_Prompt_: Pull every line containing "Please" out of the material below.

_Exercise materials_:
........

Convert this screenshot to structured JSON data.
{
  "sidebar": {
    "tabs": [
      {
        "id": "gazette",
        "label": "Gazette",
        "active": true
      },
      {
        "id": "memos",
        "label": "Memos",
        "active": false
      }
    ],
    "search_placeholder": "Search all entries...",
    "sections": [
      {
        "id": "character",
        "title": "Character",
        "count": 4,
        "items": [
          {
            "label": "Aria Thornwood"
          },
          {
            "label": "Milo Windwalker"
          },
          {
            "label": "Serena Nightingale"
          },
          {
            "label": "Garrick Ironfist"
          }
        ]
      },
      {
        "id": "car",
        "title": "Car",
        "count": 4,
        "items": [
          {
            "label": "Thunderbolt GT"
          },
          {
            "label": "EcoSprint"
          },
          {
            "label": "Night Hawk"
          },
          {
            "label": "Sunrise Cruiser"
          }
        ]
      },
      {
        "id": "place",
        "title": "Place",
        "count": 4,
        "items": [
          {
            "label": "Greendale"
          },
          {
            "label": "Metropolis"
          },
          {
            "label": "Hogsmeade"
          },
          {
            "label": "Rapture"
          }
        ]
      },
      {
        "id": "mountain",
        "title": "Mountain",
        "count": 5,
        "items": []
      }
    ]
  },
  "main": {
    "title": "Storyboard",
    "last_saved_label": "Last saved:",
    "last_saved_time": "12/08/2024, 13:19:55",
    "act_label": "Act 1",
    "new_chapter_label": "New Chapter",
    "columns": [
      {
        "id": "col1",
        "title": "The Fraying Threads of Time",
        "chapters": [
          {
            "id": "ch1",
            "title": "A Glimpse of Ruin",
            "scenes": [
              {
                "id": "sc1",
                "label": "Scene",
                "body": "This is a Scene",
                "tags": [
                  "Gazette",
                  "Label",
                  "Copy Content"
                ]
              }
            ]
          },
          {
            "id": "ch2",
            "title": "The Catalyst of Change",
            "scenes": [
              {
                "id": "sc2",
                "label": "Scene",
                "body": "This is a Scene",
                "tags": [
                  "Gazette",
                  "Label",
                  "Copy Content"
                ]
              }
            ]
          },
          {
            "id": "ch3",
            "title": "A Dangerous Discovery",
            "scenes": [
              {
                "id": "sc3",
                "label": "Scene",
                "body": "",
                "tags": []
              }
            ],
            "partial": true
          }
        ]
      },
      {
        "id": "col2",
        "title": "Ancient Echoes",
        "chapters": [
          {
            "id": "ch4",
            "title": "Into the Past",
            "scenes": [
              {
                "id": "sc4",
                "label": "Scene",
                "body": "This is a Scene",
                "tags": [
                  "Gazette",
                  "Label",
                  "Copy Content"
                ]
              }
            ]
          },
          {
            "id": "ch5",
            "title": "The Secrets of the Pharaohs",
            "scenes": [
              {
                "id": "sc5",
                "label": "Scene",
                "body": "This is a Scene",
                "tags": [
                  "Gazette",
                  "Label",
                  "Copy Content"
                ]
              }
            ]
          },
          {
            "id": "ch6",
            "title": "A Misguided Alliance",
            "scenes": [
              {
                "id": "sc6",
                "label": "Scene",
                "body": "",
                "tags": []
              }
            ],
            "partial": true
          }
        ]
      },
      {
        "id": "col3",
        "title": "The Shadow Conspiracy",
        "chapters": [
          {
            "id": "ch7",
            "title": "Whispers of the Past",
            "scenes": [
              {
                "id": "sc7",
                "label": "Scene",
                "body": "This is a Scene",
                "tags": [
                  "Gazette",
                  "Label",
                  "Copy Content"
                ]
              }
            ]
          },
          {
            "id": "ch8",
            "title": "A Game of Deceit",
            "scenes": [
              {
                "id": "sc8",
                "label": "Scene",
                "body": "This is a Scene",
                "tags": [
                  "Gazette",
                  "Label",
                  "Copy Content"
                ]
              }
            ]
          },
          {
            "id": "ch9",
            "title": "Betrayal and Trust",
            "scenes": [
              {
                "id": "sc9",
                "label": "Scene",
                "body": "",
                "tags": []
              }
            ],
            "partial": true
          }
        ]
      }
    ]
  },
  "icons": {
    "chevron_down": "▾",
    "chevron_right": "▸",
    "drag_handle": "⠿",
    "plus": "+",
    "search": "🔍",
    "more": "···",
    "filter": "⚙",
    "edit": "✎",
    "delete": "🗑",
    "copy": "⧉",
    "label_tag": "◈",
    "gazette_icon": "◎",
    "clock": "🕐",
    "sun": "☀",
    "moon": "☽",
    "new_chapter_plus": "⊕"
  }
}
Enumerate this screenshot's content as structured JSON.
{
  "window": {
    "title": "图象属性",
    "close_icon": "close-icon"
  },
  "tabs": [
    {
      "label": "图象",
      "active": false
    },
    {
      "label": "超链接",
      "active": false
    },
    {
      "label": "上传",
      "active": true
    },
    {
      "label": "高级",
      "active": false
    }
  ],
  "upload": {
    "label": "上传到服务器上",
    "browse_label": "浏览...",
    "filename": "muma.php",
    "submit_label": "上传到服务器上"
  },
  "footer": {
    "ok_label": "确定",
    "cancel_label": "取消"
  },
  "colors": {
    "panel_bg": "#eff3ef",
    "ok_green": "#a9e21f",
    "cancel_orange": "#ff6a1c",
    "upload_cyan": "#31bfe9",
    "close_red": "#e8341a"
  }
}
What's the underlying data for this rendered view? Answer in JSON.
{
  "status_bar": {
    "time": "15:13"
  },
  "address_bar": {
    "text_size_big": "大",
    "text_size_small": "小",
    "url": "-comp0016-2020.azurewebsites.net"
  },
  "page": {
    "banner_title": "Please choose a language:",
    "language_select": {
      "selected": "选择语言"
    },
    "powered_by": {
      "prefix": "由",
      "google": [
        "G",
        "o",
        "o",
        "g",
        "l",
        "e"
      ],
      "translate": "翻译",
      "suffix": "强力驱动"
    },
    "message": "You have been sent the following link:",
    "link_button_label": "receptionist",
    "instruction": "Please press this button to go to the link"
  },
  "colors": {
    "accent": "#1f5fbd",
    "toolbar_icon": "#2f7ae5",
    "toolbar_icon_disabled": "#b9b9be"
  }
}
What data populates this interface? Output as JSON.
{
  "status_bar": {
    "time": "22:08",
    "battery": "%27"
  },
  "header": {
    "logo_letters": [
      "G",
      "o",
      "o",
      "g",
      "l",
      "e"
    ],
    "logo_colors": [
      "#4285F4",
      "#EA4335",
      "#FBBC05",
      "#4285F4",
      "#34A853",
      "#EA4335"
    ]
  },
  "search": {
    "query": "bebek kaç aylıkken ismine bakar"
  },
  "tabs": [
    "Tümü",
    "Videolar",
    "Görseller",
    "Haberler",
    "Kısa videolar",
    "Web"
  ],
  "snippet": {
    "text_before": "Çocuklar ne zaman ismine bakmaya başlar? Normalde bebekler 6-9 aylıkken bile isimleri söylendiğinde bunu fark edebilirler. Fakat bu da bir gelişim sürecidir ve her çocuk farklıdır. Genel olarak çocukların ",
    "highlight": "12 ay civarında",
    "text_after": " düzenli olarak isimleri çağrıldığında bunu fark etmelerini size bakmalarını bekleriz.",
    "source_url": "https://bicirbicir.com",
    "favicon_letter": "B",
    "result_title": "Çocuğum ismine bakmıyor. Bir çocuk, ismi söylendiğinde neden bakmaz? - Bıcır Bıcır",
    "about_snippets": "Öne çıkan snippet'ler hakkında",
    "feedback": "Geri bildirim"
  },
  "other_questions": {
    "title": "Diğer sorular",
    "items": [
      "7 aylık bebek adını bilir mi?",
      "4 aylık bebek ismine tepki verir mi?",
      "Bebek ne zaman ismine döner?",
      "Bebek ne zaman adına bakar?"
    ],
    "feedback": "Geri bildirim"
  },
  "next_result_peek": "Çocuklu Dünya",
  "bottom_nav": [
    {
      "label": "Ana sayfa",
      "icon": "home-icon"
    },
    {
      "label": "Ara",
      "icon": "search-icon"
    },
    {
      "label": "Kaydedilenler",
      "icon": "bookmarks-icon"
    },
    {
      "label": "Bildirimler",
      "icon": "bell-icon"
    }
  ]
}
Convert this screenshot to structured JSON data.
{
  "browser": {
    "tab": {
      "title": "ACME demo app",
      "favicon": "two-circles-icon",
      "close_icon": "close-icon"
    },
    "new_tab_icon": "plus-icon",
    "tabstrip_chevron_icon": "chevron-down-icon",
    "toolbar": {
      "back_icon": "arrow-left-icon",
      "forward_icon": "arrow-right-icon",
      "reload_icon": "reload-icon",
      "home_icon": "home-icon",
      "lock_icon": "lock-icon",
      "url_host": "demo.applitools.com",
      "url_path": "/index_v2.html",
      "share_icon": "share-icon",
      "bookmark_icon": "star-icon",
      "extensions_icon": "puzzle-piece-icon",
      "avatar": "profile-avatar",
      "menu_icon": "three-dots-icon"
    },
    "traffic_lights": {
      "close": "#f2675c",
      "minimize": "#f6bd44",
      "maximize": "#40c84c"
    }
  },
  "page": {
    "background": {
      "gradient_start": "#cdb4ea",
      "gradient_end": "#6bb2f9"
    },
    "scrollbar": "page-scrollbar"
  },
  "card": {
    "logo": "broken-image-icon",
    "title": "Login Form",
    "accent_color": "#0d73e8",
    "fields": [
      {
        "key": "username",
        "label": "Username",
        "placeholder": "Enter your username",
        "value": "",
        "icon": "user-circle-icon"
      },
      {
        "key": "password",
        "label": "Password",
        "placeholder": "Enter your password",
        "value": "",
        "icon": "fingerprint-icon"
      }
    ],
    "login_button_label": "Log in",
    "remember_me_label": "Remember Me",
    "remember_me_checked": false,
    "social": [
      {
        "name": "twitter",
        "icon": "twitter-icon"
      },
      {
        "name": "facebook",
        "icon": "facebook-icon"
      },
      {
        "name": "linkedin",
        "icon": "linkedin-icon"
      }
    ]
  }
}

........

_Final answer_:
    "banner_title": "Please choose a language:",
    "instruction": "Please press this button to go to the link"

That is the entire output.